* Written problem *
Reproduce the material below verbatim, line for line, and leave out the pictures.

+++ Raw records +++

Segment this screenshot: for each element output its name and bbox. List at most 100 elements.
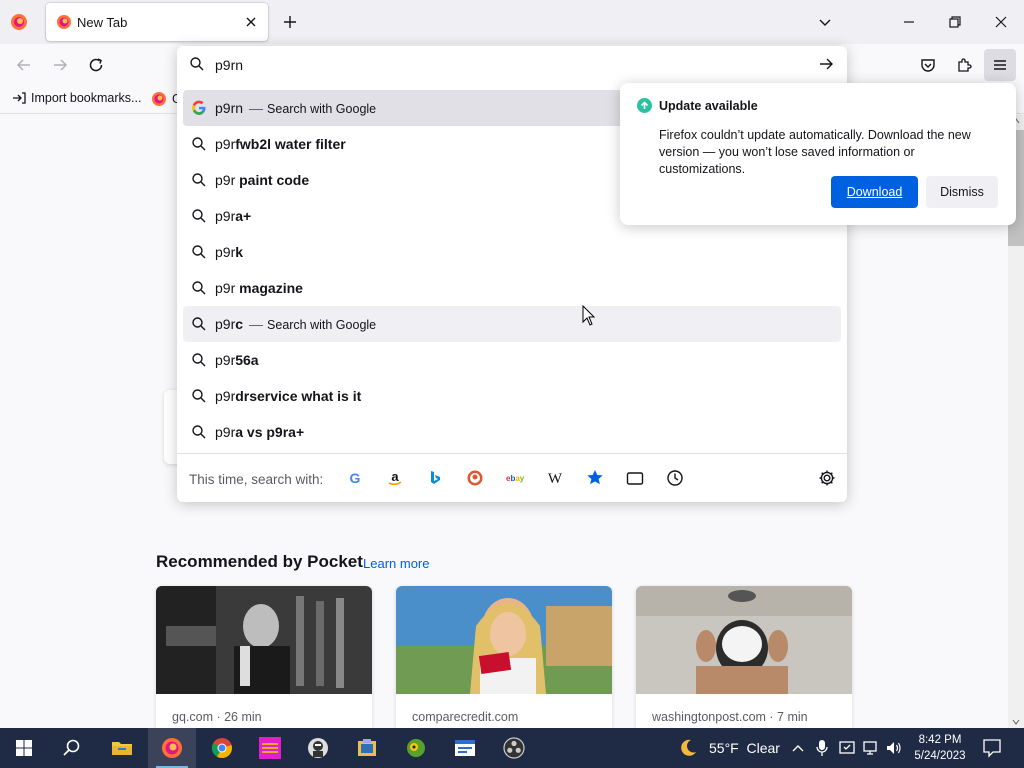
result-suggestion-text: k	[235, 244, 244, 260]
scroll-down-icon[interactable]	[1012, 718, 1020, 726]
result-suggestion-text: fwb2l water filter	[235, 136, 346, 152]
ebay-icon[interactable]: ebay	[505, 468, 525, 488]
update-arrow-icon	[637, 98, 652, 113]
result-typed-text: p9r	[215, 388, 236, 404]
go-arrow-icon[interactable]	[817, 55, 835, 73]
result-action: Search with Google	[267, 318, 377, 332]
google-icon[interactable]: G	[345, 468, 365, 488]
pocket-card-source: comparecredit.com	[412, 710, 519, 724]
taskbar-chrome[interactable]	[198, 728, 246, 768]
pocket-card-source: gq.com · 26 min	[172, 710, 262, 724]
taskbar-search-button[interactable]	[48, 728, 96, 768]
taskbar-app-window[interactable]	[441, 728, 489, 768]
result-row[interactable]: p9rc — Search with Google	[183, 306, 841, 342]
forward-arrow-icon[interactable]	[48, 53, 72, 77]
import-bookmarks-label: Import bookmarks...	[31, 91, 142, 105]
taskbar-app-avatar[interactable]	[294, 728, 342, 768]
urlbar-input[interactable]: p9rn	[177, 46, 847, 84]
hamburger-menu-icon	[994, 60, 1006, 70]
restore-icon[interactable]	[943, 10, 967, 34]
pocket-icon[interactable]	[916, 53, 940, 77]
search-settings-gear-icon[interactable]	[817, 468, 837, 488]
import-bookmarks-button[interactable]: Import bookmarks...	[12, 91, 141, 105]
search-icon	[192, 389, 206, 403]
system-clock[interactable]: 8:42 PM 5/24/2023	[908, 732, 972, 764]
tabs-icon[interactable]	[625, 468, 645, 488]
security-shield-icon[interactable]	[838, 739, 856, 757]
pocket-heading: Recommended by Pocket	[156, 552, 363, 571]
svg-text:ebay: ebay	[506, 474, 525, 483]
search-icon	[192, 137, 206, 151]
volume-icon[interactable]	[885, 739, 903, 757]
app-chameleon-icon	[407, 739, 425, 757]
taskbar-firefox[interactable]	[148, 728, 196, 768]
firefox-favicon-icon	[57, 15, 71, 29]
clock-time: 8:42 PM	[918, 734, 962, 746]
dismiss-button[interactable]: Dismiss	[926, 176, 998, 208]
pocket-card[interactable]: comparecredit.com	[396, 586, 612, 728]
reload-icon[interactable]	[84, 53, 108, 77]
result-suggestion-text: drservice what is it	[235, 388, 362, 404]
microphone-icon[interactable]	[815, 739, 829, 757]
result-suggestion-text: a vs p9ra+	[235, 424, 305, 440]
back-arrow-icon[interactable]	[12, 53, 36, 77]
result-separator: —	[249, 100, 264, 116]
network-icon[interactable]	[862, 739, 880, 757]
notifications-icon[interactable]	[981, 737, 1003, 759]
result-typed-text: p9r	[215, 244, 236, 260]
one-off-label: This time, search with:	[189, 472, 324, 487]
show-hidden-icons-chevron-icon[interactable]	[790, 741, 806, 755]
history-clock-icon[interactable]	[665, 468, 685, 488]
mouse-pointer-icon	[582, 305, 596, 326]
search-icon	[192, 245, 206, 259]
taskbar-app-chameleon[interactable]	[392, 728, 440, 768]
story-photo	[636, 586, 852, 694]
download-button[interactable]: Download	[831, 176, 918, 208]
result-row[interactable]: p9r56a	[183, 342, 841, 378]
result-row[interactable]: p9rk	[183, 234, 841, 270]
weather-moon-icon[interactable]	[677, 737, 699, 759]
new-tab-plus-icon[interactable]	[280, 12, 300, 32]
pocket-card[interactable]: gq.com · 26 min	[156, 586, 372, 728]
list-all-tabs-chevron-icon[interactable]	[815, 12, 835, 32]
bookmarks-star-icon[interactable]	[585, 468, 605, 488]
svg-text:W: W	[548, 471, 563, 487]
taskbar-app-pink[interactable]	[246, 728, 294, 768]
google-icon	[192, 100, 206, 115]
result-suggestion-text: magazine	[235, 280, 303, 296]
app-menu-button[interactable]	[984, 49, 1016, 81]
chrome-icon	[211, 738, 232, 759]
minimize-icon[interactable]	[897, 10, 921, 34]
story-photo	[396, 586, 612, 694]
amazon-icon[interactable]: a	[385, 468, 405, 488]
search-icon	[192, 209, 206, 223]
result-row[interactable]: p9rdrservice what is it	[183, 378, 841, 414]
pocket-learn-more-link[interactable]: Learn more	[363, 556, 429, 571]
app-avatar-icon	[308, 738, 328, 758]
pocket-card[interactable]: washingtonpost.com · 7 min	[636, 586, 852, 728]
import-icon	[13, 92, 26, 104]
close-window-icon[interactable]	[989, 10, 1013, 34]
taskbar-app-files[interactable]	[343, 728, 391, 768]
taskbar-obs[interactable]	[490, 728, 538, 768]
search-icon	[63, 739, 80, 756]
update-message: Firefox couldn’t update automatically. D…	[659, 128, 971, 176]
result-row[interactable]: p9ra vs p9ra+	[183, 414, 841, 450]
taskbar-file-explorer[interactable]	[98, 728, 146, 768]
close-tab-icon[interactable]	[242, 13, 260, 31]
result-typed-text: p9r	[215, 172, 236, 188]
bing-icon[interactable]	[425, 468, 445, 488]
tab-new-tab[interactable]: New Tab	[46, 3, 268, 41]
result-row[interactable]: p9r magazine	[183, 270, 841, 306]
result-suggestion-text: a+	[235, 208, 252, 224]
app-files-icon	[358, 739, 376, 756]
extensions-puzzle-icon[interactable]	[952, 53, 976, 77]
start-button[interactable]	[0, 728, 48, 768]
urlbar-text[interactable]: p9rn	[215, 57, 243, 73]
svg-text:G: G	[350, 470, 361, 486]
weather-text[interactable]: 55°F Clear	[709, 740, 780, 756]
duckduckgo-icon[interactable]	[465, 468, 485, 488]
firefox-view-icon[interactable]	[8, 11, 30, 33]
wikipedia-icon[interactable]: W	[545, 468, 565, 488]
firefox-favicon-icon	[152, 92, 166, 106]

+++

* Task result *
Segment this screenshot: for each element output its name and bbox. List at most 100 elements.
result-suggestion-text: k	[235, 244, 244, 260]
scroll-down-icon[interactable]	[1012, 718, 1020, 726]
result-suggestion-text: fwb2l water filter	[235, 136, 346, 152]
ebay-icon[interactable]: ebay	[505, 468, 525, 488]
update-arrow-icon	[637, 98, 652, 113]
result-typed-text: p9r	[215, 388, 236, 404]
go-arrow-icon[interactable]	[817, 55, 835, 73]
result-action: Search with Google	[267, 318, 377, 332]
google-icon[interactable]: G	[345, 468, 365, 488]
pocket-card-source: comparecredit.com	[412, 710, 519, 724]
taskbar-chrome[interactable]	[198, 728, 246, 768]
pocket-card-source: gq.com · 26 min	[172, 710, 262, 724]
taskbar-search-button[interactable]	[48, 728, 96, 768]
taskbar-app-window[interactable]	[441, 728, 489, 768]
result-row[interactable]: p9rc — Search with Google	[183, 306, 841, 342]
forward-arrow-icon[interactable]	[48, 53, 72, 77]
import-bookmarks-label: Import bookmarks...	[31, 91, 142, 105]
taskbar-app-avatar[interactable]	[294, 728, 342, 768]
urlbar-input[interactable]: p9rn	[177, 46, 847, 84]
hamburger-menu-icon	[994, 60, 1006, 70]
restore-icon[interactable]	[943, 10, 967, 34]
pocket-icon[interactable]	[916, 53, 940, 77]
search-settings-gear-icon[interactable]	[817, 468, 837, 488]
import-bookmarks-button[interactable]: Import bookmarks...	[12, 91, 141, 105]
search-icon	[192, 389, 206, 403]
system-clock[interactable]: 8:42 PM 5/24/2023	[908, 732, 972, 764]
tabs-icon[interactable]	[625, 468, 645, 488]
security-shield-icon[interactable]	[838, 739, 856, 757]
pocket-heading: Recommended by Pocket	[156, 552, 363, 571]
svg-text:ebay: ebay	[506, 474, 525, 483]
search-icon	[192, 137, 206, 151]
volume-icon[interactable]	[885, 739, 903, 757]
app-chameleon-icon	[407, 739, 425, 757]
taskbar-firefox[interactable]	[148, 728, 196, 768]
firefox-favicon-icon	[57, 15, 71, 29]
clock-time: 8:42 PM	[918, 734, 962, 746]
dismiss-button[interactable]: Dismiss	[926, 176, 998, 208]
pocket-card[interactable]: comparecredit.com	[396, 586, 612, 728]
reload-icon[interactable]	[84, 53, 108, 77]
result-suggestion-text: drservice what is it	[235, 388, 362, 404]
microphone-icon[interactable]	[815, 739, 829, 757]
result-suggestion-text: a vs p9ra+	[235, 424, 305, 440]
back-arrow-icon[interactable]	[12, 53, 36, 77]
result-separator: —	[249, 100, 264, 116]
network-icon[interactable]	[862, 739, 880, 757]
notifications-icon[interactable]	[981, 737, 1003, 759]
result-typed-text: p9r	[215, 244, 236, 260]
one-off-label: This time, search with:	[189, 472, 324, 487]
show-hidden-icons-chevron-icon[interactable]	[790, 741, 806, 755]
history-clock-icon[interactable]	[665, 468, 685, 488]
mouse-pointer-icon	[582, 305, 596, 326]
search-icon	[192, 245, 206, 259]
taskbar-app-chameleon[interactable]	[392, 728, 440, 768]
story-photo	[636, 586, 852, 694]
download-button[interactable]: Download	[831, 176, 918, 208]
result-row[interactable]: p9r56a	[183, 342, 841, 378]
result-row[interactable]: p9rk	[183, 234, 841, 270]
weather-moon-icon[interactable]	[677, 737, 699, 759]
new-tab-plus-icon[interactable]	[280, 12, 300, 32]
pocket-card[interactable]: gq.com · 26 min	[156, 586, 372, 728]
list-all-tabs-chevron-icon[interactable]	[815, 12, 835, 32]
bookmarks-star-icon[interactable]	[585, 468, 605, 488]
svg-text:W: W	[548, 471, 563, 487]
taskbar-app-pink[interactable]	[246, 728, 294, 768]
google-icon	[192, 100, 206, 115]
result-suggestion-text: magazine	[235, 280, 303, 296]
app-menu-button[interactable]	[984, 49, 1016, 81]
chrome-icon	[211, 738, 232, 759]
minimize-icon[interactable]	[897, 10, 921, 34]
story-photo	[396, 586, 612, 694]
amazon-icon[interactable]: a	[385, 468, 405, 488]
search-icon	[192, 209, 206, 223]
result-row[interactable]: p9rdrservice what is it	[183, 378, 841, 414]
pocket-learn-more-link[interactable]: Learn more	[363, 556, 429, 571]
app-avatar-icon	[308, 738, 328, 758]
pocket-card[interactable]: washingtonpost.com · 7 min	[636, 586, 852, 728]
import-icon	[13, 92, 26, 104]
close-window-icon[interactable]	[989, 10, 1013, 34]
taskbar-app-files[interactable]	[343, 728, 391, 768]
taskbar-obs[interactable]	[490, 728, 538, 768]
search-icon	[63, 739, 80, 756]
update-message: Firefox couldn’t update automatically. D…	[659, 128, 971, 176]
result-row[interactable]: p9ra vs p9ra+	[183, 414, 841, 450]
taskbar-file-explorer[interactable]	[98, 728, 146, 768]
close-tab-icon[interactable]	[242, 13, 260, 31]
result-typed-text: p9r	[215, 172, 236, 188]
bing-icon[interactable]	[425, 468, 445, 488]
tab-new-tab[interactable]: New Tab	[46, 3, 268, 41]
result-row[interactable]: p9r magazine	[183, 270, 841, 306]
result-suggestion-text: a+	[235, 208, 252, 224]
app-files-icon	[358, 739, 376, 756]
extensions-puzzle-icon[interactable]	[952, 53, 976, 77]
start-button[interactable]	[0, 728, 48, 768]
urlbar-text[interactable]: p9rn	[215, 57, 243, 73]
svg-text:G: G	[350, 470, 361, 486]
weather-text[interactable]: 55°F Clear	[709, 740, 780, 756]
duckduckgo-icon[interactable]	[465, 468, 485, 488]
firefox-view-icon[interactable]	[8, 11, 30, 33]
wikipedia-icon[interactable]: W	[545, 468, 565, 488]
firefox-favicon-icon	[152, 92, 166, 106]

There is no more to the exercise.